> **WHAT TO DO**
Retype the material that follows, keeping every word as it is.

((

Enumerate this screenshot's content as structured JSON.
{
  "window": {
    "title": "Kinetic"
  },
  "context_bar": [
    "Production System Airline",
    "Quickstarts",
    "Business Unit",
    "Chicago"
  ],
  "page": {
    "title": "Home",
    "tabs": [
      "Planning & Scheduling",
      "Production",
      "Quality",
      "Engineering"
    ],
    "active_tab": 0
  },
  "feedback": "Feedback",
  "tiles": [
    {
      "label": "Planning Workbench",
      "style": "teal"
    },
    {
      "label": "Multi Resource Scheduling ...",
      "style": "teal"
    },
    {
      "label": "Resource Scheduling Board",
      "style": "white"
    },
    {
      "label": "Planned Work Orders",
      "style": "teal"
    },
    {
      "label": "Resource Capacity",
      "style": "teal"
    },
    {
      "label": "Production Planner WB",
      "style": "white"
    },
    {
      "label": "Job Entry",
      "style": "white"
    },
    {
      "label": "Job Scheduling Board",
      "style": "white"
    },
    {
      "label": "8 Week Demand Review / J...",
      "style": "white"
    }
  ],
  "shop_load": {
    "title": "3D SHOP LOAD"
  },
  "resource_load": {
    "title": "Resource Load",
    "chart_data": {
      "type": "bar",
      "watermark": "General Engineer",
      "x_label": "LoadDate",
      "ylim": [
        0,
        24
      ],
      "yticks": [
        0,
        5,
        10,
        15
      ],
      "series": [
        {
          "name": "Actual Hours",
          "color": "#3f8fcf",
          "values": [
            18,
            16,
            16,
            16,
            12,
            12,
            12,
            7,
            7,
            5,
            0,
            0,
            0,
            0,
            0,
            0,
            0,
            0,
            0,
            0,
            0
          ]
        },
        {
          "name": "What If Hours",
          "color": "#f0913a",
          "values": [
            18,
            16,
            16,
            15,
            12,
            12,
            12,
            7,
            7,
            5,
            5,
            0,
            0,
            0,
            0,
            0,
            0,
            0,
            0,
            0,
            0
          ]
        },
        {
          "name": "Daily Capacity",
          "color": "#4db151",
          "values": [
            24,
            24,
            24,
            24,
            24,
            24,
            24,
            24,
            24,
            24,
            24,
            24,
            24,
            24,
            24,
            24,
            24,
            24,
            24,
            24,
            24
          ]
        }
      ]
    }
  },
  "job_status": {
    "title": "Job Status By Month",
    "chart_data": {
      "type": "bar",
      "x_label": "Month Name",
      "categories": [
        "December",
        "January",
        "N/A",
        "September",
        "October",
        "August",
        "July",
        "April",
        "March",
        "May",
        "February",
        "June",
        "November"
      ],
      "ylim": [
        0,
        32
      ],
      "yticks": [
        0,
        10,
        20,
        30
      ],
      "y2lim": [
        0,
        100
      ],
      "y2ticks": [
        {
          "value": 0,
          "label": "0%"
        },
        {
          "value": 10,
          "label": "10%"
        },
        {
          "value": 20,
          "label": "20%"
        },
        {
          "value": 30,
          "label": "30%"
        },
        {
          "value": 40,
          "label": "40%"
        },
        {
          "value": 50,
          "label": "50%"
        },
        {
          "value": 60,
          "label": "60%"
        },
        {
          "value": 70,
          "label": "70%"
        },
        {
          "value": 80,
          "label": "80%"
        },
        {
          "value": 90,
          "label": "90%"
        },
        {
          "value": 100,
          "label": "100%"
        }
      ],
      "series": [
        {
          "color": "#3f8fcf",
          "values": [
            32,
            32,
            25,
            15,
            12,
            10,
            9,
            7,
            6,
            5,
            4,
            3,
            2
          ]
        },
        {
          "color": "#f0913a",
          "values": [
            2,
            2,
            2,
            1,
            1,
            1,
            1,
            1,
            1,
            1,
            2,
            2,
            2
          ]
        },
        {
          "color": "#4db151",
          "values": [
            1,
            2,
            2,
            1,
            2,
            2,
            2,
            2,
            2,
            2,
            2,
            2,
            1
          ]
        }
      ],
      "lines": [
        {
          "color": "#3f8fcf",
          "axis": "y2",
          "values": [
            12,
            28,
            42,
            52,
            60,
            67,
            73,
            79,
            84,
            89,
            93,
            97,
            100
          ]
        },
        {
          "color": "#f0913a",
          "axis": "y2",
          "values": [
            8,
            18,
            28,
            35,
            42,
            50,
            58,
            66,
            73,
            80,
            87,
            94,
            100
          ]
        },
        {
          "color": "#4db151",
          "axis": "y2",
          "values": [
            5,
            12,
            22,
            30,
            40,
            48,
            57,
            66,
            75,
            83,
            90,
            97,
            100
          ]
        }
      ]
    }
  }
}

))

> **RESPONSE**
Enumerate this screenshot's content as structured JSON.
{
  "window": {
    "title": "Kinetic"
  },
  "context_bar": [
    "Production System Airline",
    "Quickstarts",
    "Business Unit",
    "Chicago"
  ],
  "page": {
    "title": "Home",
    "tabs": [
      "Planning & Scheduling",
      "Production",
      "Quality",
      "Engineering"
    ],
    "active_tab": 0
  },
  "feedback": "Feedback",
  "tiles": [
    {
      "label": "Planning Workbench",
      "style": "teal"
    },
    {
      "label": "Multi Resource Scheduling ...",
      "style": "teal"
    },
    {
      "label": "Resource Scheduling Board",
      "style": "white"
    },
    {
      "label": "Planned Work Orders",
      "style": "teal"
    },
    {
      "label": "Resource Capacity",
      "style": "teal"
    },
    {
      "label": "Production Planner WB",
      "style": "white"
    },
    {
      "label": "Job Entry",
      "style": "white"
    },
    {
      "label": "Job Scheduling Board",
      "style": "white"
    },
    {
      "label": "8 Week Demand Review / J...",
      "style": "white"
    }
  ],
  "shop_load": {
    "title": "3D SHOP LOAD"
  },
  "resource_load": {
    "title": "Resource Load",
    "chart_data": {
      "type": "bar",
      "watermark": "General Engineer",
      "x_label": "LoadDate",
      "ylim": [
        0,
        24
      ],
      "yticks": [
        0,
        5,
        10,
        15
      ],
      "series": [
        {
          "name": "Actual Hours",
          "color": "#3f8fcf",
          "values": [
            18,
            16,
            16,
            16,
            12,
            12,
            12,
            7,
            7,
            5,
            0,
            0,
            0,
            0,
            0,
            0,
            0,
            0,
            0,
            0,
            0
          ]
        },
        {
          "name": "What If Hours",
          "color": "#f0913a",
          "values": [
            18,
            16,
            16,
            15,
            12,
            12,
            12,
            7,
            7,
            5,
            5,
            0,
            0,
            0,
            0,
            0,
            0,
            0,
            0,
            0,
            0
          ]
        },
        {
          "name": "Daily Capacity",
          "color": "#4db151",
          "values": [
            24,
            24,
            24,
            24,
            24,
            24,
            24,
            24,
            24,
            24,
            24,
            24,
            24,
            24,
            24,
            24,
            24,
            24,
            24,
            24,
            24
          ]
        }
      ]
    }
  },
  "job_status": {
    "title": "Job Status By Month",
    "chart_data": {
      "type": "bar",
      "x_label": "Month Name",
      "categories": [
        "December",
        "January",
        "N/A",
        "September",
        "October",
        "August",
        "July",
        "April",
        "March",
        "May",
        "February",
        "June",
        "November"
      ],
      "ylim": [
        0,
        32
      ],
      "yticks": [
        0,
        10,
        20,
        30
      ],
      "y2lim": [
        0,
        100
      ],
      "y2ticks": [
        {
          "value": 0,
          "label": "0%"
        },
        {
          "value": 10,
          "label": "10%"
        },
        {
          "value": 20,
          "label": "20%"
        },
        {
          "value": 30,
          "label": "30%"
        },
        {
          "value": 40,
          "label": "40%"
        },
        {
          "value": 50,
          "label": "50%"
        },
        {
          "value": 60,
          "label": "60%"
        },
        {
          "value": 70,
          "label": "70%"
        },
        {
          "value": 80,
          "label": "80%"
        },
        {
          "value": 90,
          "label": "90%"
        },
        {
          "value": 100,
          "label": "100%"
        }
      ],
      "series": [
        {
          "color": "#3f8fcf",
          "values": [
            32,
            32,
            25,
            15,
            12,
            10,
            9,
            7,
            6,
            5,
            4,
            3,
            2
          ]
        },
        {
          "color": "#f0913a",
          "values": [
            2,
            2,
            2,
            1,
            1,
            1,
            1,
            1,
            1,
            1,
            2,
            2,
            2
          ]
        },
        {
          "color": "#4db151",
          "values": [
            1,
            2,
            2,
            1,
            2,
            2,
            2,
            2,
            2,
            2,
            2,
            2,
            1
          ]
        }
      ],
      "lines": [
        {
          "color": "#3f8fcf",
          "axis": "y2",
          "values": [
            12,
            28,
            42,
            52,
            60,
            67,
            73,
            79,
            84,
            89,
            93,
            97,
            100
          ]
        },
        {
          "color": "#f0913a",
          "axis": "y2",
          "values": [
            8,
            18,
            28,
            35,
            42,
            50,
            58,
            66,
            73,
            80,
            87,
            94,
            100
          ]
        },
        {
          "color": "#4db151",
          "axis": "y2",
          "values": [
            5,
            12,
            22,
            30,
            40,
            48,
            57,
            66,
            75,
            83,
            90,
            97,
            100
          ]
        }
      ]
    }
  }
}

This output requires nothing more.